■ **Excerpted passage**
Chapter 3, "Esper" / Alexamenos
How an 1800-year-old Anti-Christian Graffiti in Rome Can Teach us about Jesus and What it Means to Follow Him
“Clamped high on the wall in the corner of the gallery, it seemingly is a blank slab, the lines of the original image almost invisible. To be discernible at all, the photograph must be enhanced.”
James Grout, Encyclopaedia Romana[1]
“Enhance 224 to 176. Enhance, stop. Move in, stop. Pull out, track right, stop.”
Rick Deckard to the Esper Machine, “Blade Runner” (1982)
I am a devotee of the great 1982 cult classic sci-fi film, “Blade Runner.” “Blade Runner” is the cinematic rendering of Philip K. Dick’s 1968 novel, Do Androids Dream of Electric Sheep?, though it is likely the case that more people know the story through Ridley Scott’s moving depiction on the screen than through Dick’s story.
It is the future. 2019 in fact. A detective named Rick Deckard is, against his wishes, pressed back into service in the LAPD Bladerunner unit: a unit of specially trained police who hunt down and “retire” (read, “kill”) humanoid robots called “replicants.”
Deckard, memorably played by Harrison Ford in the film, enters the apartment of a replicant named Leon. In a bureau in the apartment, Deckard finds some of Leon’s photographs. Deckard takes them with him back to his own apartment. After getting a drink, Deckard sits before the Esper machine, a smallish-looking computer system. He takes one photograph from the stack he took earlier—a seemingly unremarkable picture of the inside of an apartment—and feeds it into a slot in the Esper machine. The screen lights up with the scanned image of the photograph.

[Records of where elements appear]
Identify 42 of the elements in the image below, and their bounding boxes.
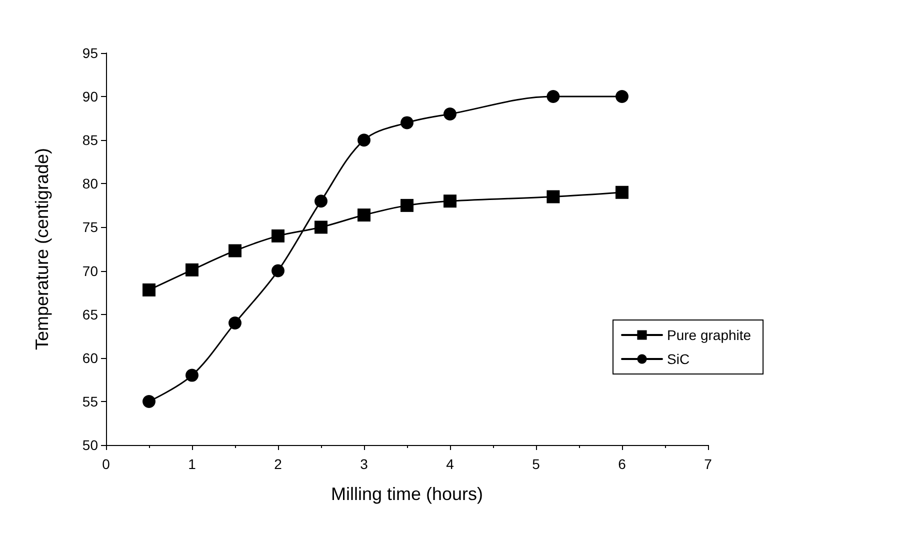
point <box>546 190 560 204</box>
x-tick-label: 7 <box>704 456 712 472</box>
y-tick-label: 90 <box>82 88 98 105</box>
y-tick-label: 50 <box>82 437 98 453</box>
y-tick-label: 95 <box>82 45 98 61</box>
x-tick-label: 3 <box>360 456 368 472</box>
y-axis-title: Temperature (centigrade) <box>32 148 52 350</box>
y-tick-label: 70 <box>82 262 98 279</box>
point <box>314 194 328 208</box>
point <box>358 134 370 147</box>
y-tick-label: 80 <box>82 176 98 192</box>
point <box>616 186 628 199</box>
point <box>444 107 456 120</box>
point <box>616 90 628 104</box>
y-tick-label: 60 <box>82 350 98 366</box>
point <box>400 198 414 212</box>
x-axis-title: Milling time (hours) <box>330 484 484 504</box>
point <box>228 244 242 258</box>
y-tick-label: 55 <box>82 393 98 410</box>
x-tick-label: 2 <box>274 456 282 472</box>
x-tick-label: 0 <box>102 456 110 472</box>
point <box>272 264 284 278</box>
point <box>228 316 242 330</box>
point <box>400 116 414 130</box>
y-tick-label: 65 <box>82 306 98 322</box>
point <box>186 263 198 276</box>
point <box>142 394 156 408</box>
point <box>444 194 456 208</box>
point <box>186 368 198 382</box>
point <box>314 220 328 234</box>
x-tick-label: 4 <box>446 456 454 472</box>
point <box>358 208 370 222</box>
point <box>272 229 284 242</box>
point <box>142 283 156 296</box>
y-tick-label: 85 <box>82 132 98 148</box>
point <box>546 90 560 104</box>
x-tick-label: 6 <box>618 456 626 472</box>
x-tick-label: 1 <box>188 456 196 472</box>
legend-label: Pure graphite <box>667 327 752 343</box>
x-tick-label: 5 <box>532 456 540 472</box>
legend-label: SiC <box>667 351 690 367</box>
y-tick-label: 75 <box>82 219 98 236</box>
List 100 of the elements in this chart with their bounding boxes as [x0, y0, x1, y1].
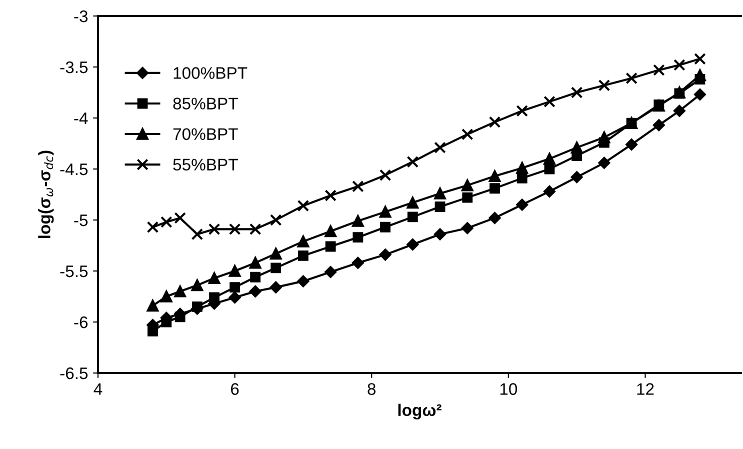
- y-tick-label: -6.5: [60, 367, 88, 380]
- point: [324, 266, 337, 278]
- point: [461, 222, 474, 234]
- point: [160, 216, 172, 228]
- point: [434, 202, 446, 212]
- point: [146, 300, 159, 312]
- point: [270, 214, 282, 226]
- point: [352, 256, 364, 269]
- point: [270, 262, 282, 274]
- point: [490, 183, 500, 194]
- point: [352, 215, 364, 227]
- point: [406, 196, 419, 209]
- x-tick-label: 4: [94, 383, 102, 395]
- point: [146, 221, 159, 234]
- point: [598, 79, 610, 92]
- point: [434, 142, 446, 154]
- point: [544, 164, 555, 174]
- x-tick-label: 6: [231, 383, 239, 395]
- point: [270, 248, 282, 260]
- legend-label: 70%BPT: [173, 128, 238, 140]
- point: [516, 172, 528, 184]
- y-tick-label: -3: [74, 10, 88, 22]
- point: [249, 223, 262, 236]
- point: [249, 256, 262, 269]
- point: [379, 169, 392, 182]
- point: [297, 236, 310, 248]
- point: [380, 222, 391, 232]
- point: [228, 223, 241, 236]
- point: [652, 119, 665, 132]
- point: [516, 198, 528, 211]
- point: [653, 64, 665, 76]
- point: [324, 190, 336, 202]
- point: [434, 228, 446, 240]
- point: [406, 156, 419, 168]
- point: [694, 69, 706, 82]
- point: [544, 96, 556, 108]
- point: [208, 272, 220, 284]
- y-tick-label: -5: [74, 214, 88, 226]
- point: [488, 212, 501, 224]
- point: [192, 301, 202, 312]
- point: [209, 292, 220, 303]
- point: [324, 225, 336, 238]
- point: [379, 206, 392, 218]
- point: [325, 241, 336, 252]
- y-tick-label: -5.5: [60, 266, 88, 278]
- point: [488, 170, 501, 182]
- point: [174, 212, 186, 224]
- point: [674, 59, 686, 71]
- point: [249, 285, 262, 298]
- y-tick-label: -4.5: [60, 164, 88, 176]
- point: [379, 248, 392, 261]
- point: [208, 223, 220, 236]
- point: [570, 171, 583, 184]
- legend-label: 100%BPT: [174, 67, 248, 79]
- point: [228, 292, 241, 304]
- point: [461, 179, 474, 192]
- point: [191, 279, 204, 292]
- x-axis-title: logω²: [398, 404, 442, 420]
- point: [488, 116, 501, 128]
- y-axis-title: log(σ$_{ω}$-σ$_{dc}$): [38, 150, 54, 238]
- point: [191, 228, 204, 240]
- point: [297, 200, 310, 212]
- point: [434, 188, 446, 200]
- legend-label: 55%BPT: [173, 158, 238, 171]
- point: [598, 131, 610, 144]
- y-tick-label: -4: [74, 112, 88, 124]
- x-tick-label: 12: [637, 383, 654, 395]
- point: [598, 156, 610, 169]
- point: [406, 238, 419, 250]
- point: [626, 138, 638, 150]
- point: [544, 185, 556, 198]
- point: [570, 142, 583, 154]
- point: [228, 265, 241, 277]
- point: [174, 312, 186, 322]
- point: [352, 232, 364, 243]
- point: [544, 152, 556, 165]
- point: [174, 285, 186, 298]
- point: [462, 192, 473, 203]
- point: [694, 88, 706, 100]
- point: [461, 128, 474, 140]
- point: [516, 104, 528, 117]
- y-tick-label: -3.5: [60, 61, 88, 74]
- point: [407, 212, 418, 222]
- point: [570, 86, 583, 98]
- point: [161, 316, 172, 328]
- point: [626, 72, 638, 84]
- point: [270, 281, 282, 294]
- point: [230, 282, 240, 293]
- point: [160, 290, 172, 302]
- x-tick-label: 8: [368, 383, 376, 395]
- point: [250, 272, 261, 282]
- point: [516, 162, 528, 174]
- point: [673, 104, 686, 117]
- point: [297, 275, 310, 288]
- y-tick-label: -6: [74, 316, 88, 328]
- point: [148, 326, 158, 336]
- point: [694, 52, 706, 65]
- legend-label: 85%BPT: [173, 98, 238, 110]
- point: [352, 180, 364, 192]
- x-tick-label: 10: [500, 383, 518, 395]
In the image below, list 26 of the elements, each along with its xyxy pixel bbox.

■ **Required tasks**
a) Pull out the records from the line with "- y-tick-label: -6.5: [60, 367, 88, 380]" to the line with "- legend-label: 55%BPT: [173, 158, 238, 171]", both included, and repeat those lines exactly.
b) Continue the chapter excerpt about the Alexamenos graffito and "Blade Runner," starting after its last sentence.

■ **Task-by-task results**
a)
- y-tick-label: -6.5: [60, 367, 88, 380]
- point: [324, 266, 337, 278]
- point: [461, 222, 474, 234]
- point: [160, 216, 172, 228]
- point: [434, 202, 446, 212]
- point: [146, 300, 159, 312]
- point: [270, 214, 282, 226]
- point: [352, 256, 364, 269]
- point: [270, 262, 282, 274]
- point: [490, 183, 500, 194]
- point: [352, 215, 364, 227]
- point: [406, 196, 419, 209]
- x-tick-label: 4: [94, 383, 102, 395]
- point: [146, 221, 159, 234]
- point: [598, 79, 610, 92]
- point: [434, 142, 446, 154]
- point: [544, 164, 555, 174]
- x-tick-label: 6: [231, 383, 239, 395]
- point: [270, 248, 282, 260]
- legend-label: 70%BPT: [173, 128, 238, 140]
- point: [516, 172, 528, 184]
- y-tick-label: -3: [74, 10, 88, 22]
- point: [249, 223, 262, 236]
- point: [249, 256, 262, 269]
- point: [379, 169, 392, 182]
- point: [297, 236, 310, 248]
- point: [380, 222, 391, 232]
- point: [228, 223, 241, 236]
- point: [652, 119, 665, 132]
- point: [516, 198, 528, 211]
- point: [653, 64, 665, 76]
- point: [324, 190, 336, 202]
- point: [434, 228, 446, 240]
- point: [406, 156, 419, 168]
- point: [694, 69, 706, 82]
- point: [544, 96, 556, 108]
- point: [208, 272, 220, 284]
- y-tick-label: -5: [74, 214, 88, 226]
- point: [488, 212, 501, 224]
- point: [192, 301, 202, 312]
- point: [209, 292, 220, 303]
- point: [324, 225, 336, 238]
- point: [379, 206, 392, 218]
- point: [325, 241, 336, 252]
- y-tick-label: -5.5: [60, 266, 88, 278]
- point: [488, 170, 501, 182]
- point: [174, 212, 186, 224]
- point: [674, 59, 686, 71]
- point: [249, 285, 262, 298]
- y-tick-label: -4.5: [60, 164, 88, 176]
- point: [379, 248, 392, 261]
- point: [208, 223, 220, 236]
- point: [570, 171, 583, 184]
- legend-label: 100%BPT: [174, 67, 248, 79]
- point: [228, 292, 241, 304]
- point: [461, 179, 474, 192]
- point: [191, 279, 204, 292]
- x-axis-title: logω²: [398, 404, 442, 420]
- point: [488, 116, 501, 128]
- y-axis-title: log(σ$_{ω}$-σ$_{dc}$): [38, 150, 54, 238]
- point: [191, 228, 204, 240]
- point: [297, 200, 310, 212]
- point: [434, 188, 446, 200]
- legend-label: 55%BPT: [173, 158, 238, 171]

b)
Now, Deckard begins to speak. Those who have seen the movie will remember the scene: Deckard’s weary gaze at the Esper monitor, his monotone instructions to the machine, and the clicking, beeping, shuttering sounds of the Esper as it explores the photograph under Deckard’s verbal commands.
Enhance 224 to 176. Enhance, stop. Move in, stop. Pull out, track right, stop. Center in, pull back. Stop. Track 45 right. Stop. Center and stop. Enhance 34 to 36. Pan right and pull back. Stop. Enhance 34 to 46. Pull back. Wait a minute, go right, stop. Enhance 57 to 19. Track 45 left. Stop. Enhance 15 to 23. Give me a hard copy right there.
The Esper machine responds throughout to Deckard’s commands. As the Esper examines the picture, here closer and there from further out—panning out, moving in, drawing back—something surprising happens. Deckard has the machine center and stop on a round mirror in the photograph before zooming in on one area of its reflection. At this point, we are zooming in on the part of the apartment reflected in the mirror. We are, in a sense, beginning to move around inside the image of the apartment. But then, as Deckard has the Esper pull back, enhance, and “track 45 left” on the reflected image, we somehow see behind an object in the apartment to a previously-hidden woman asleep in a part of the apartment to that point inaccessible in the photograph. That lady will turn out to be the replicant Zhora, with whom Deckard will soon have a most violent encounter.
The Esper machine was able to take Deckard into the image where he discovered what lay deeper within. He was able to get behind images within the image to learn more about the depths and complexities of the world of the photograph.
It is a memorable scene, and it raises a most interesting question (and one that has been debated on sci-fi chat boards online): How can the Esper machine essentially take us into the image to see things that are, at first glance, hidden? Is the image somehow a special 3-D image? (It does not appear to be.) Or, as one commentator suggests, is the photograph more like a GIF than a mere photograph? Or is the Esper machine just that good?
It is fun sci-fi grist for the mill, the Esper machine. Yet, the question of Leon’s picture is also the question of the Alexamenos Graffito: Can we really enter into the hidden world of a picture, an image, into what lies behind what we initially see on the surface? How can we? If so, how far can we go?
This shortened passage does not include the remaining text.